Identify every line containing the word "display" and reproduce each one.
# START OF RAW RECORDS
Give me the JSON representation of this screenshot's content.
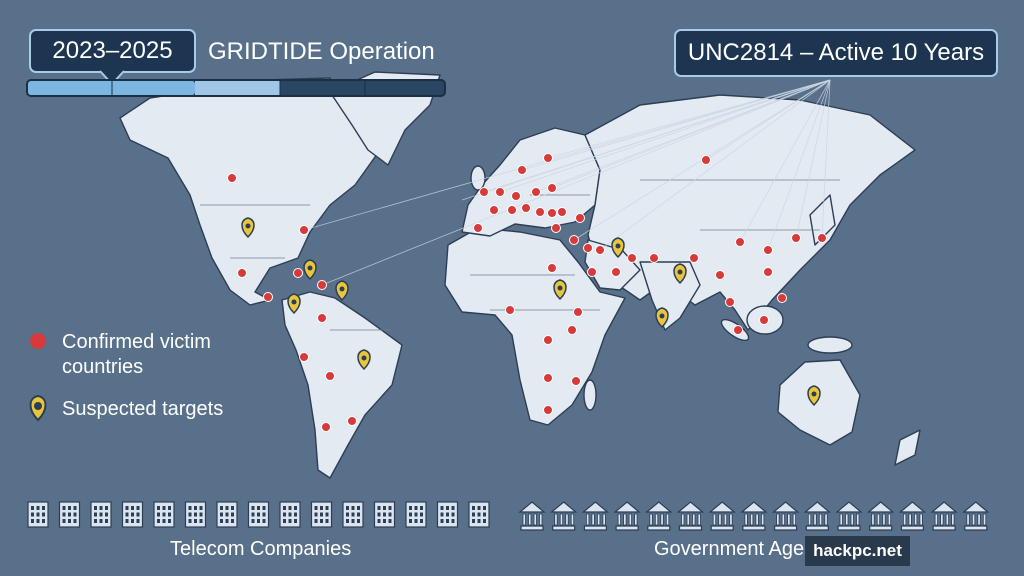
{
  "header": {
    "period": "2023–2025",
    "title": "GRIDTIDE Operation",
    "badge": "UNC2814 – Active 10 Years"
  },
  "legend": {
    "items": [
      "Confirmed victim countries",
      "Suspected targets"
    ]
  },
  "footer": {
    "left": "Telecom Companies",
    "right": "Government Agencies"
  },
  "watermark": "hackpc.net"
}
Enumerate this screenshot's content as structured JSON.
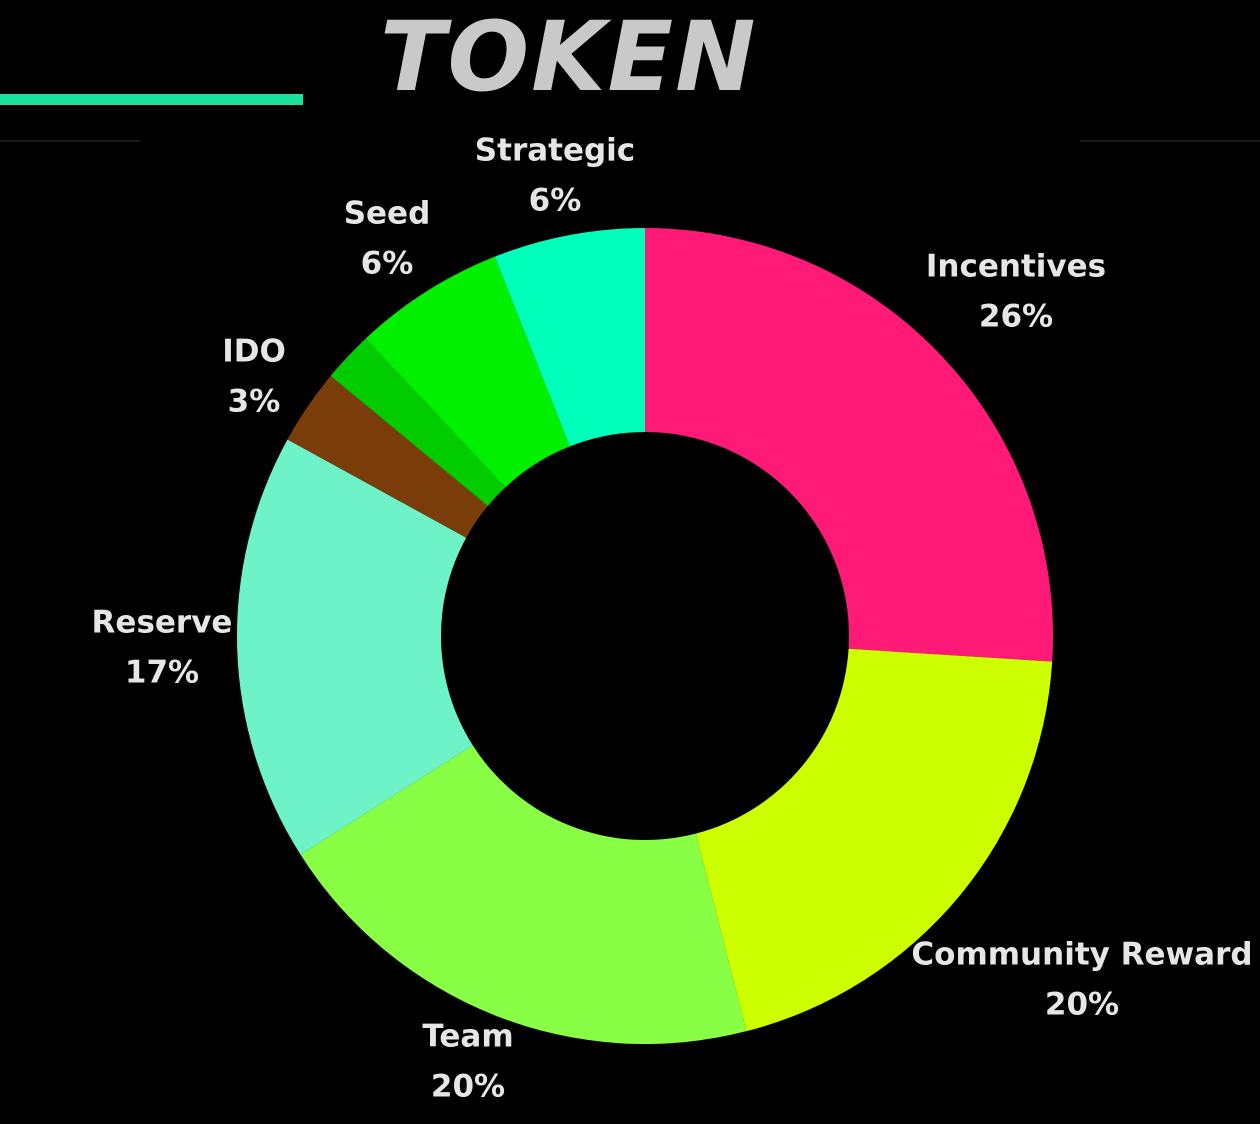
{
  "title": "TOKEN",
  "accent_color": "#19e39a",
  "chart_data": {
    "type": "pie",
    "variant": "donut",
    "title": "TOKEN",
    "slices": [
      {
        "label": "Incentives",
        "value": 26,
        "display": "26%",
        "color": "#ff1a78"
      },
      {
        "label": "Community Reward",
        "value": 20,
        "display": "20%",
        "color": "#ccff00"
      },
      {
        "label": "Team",
        "value": 20,
        "display": "20%",
        "color": "#88ff44"
      },
      {
        "label": "Reserve",
        "value": 17,
        "display": "17%",
        "color": "#6ef2c8"
      },
      {
        "label": "IDO",
        "value": 3,
        "display": "3%",
        "color": "#7a3d0a"
      },
      {
        "label": "",
        "value": 2,
        "display": "",
        "color": "#00cc00"
      },
      {
        "label": "Seed",
        "value": 6,
        "display": "6%",
        "color": "#00f000"
      },
      {
        "label": "Strategic",
        "value": 6,
        "display": "6%",
        "color": "#00ffbb"
      }
    ],
    "start_position": "top",
    "direction": "clockwise",
    "legend": "none",
    "labels": "outside"
  }
}
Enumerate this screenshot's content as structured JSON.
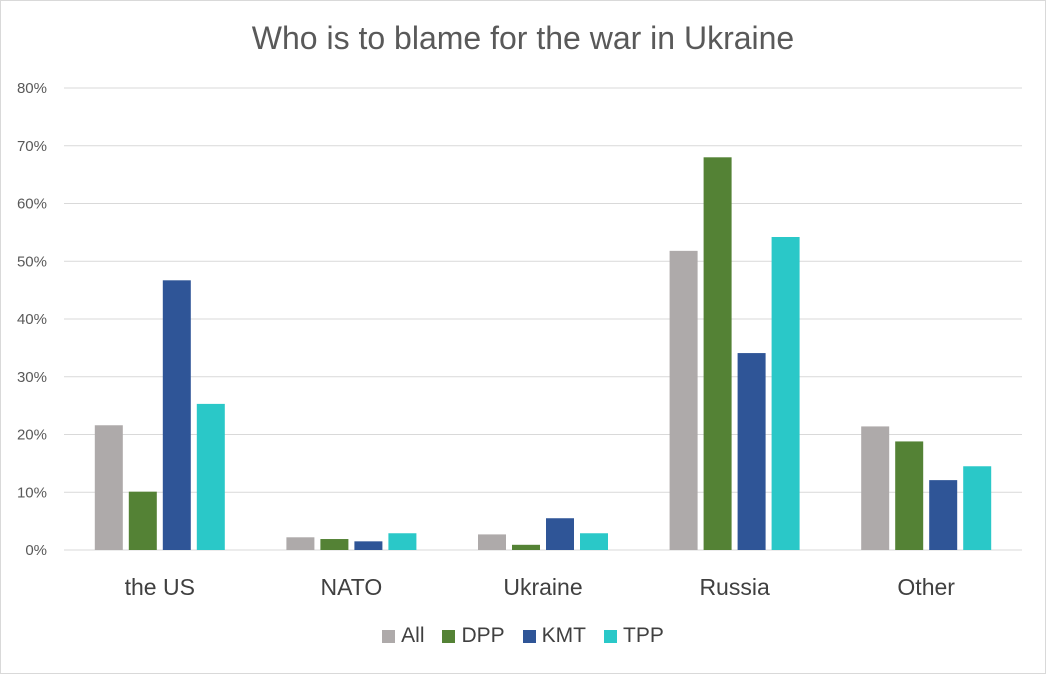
{
  "chart_data": {
    "type": "bar",
    "title": "Who is to blame for the war in Ukraine",
    "categories": [
      "the US",
      "NATO",
      "Ukraine",
      "Russia",
      "Other"
    ],
    "series": [
      {
        "name": "All",
        "color": "#aeaaaa",
        "values": [
          21.6,
          2.2,
          2.7,
          51.8,
          21.4
        ]
      },
      {
        "name": "DPP",
        "color": "#548235",
        "values": [
          10.1,
          1.9,
          0.9,
          68.0,
          18.8
        ]
      },
      {
        "name": "KMT",
        "color": "#2f5597",
        "values": [
          46.7,
          1.5,
          5.5,
          34.1,
          12.1
        ]
      },
      {
        "name": "TPP",
        "color": "#2ac8c8",
        "values": [
          25.3,
          2.9,
          2.9,
          54.2,
          14.5
        ]
      }
    ],
    "ylim": [
      0,
      80
    ],
    "yticks": [
      "0%",
      "10%",
      "20%",
      "30%",
      "40%",
      "50%",
      "60%",
      "70%",
      "80%"
    ],
    "grid": true,
    "legend_position": "bottom"
  }
}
# END OF RAW RECORDS
** THE REPLY **
        "display": "26%",
        "display": "20%",
        "display": "20%",
        "display": "17%",
        "display": "3%",
        "display": "",
        "display": "6%",
        "display": "6%",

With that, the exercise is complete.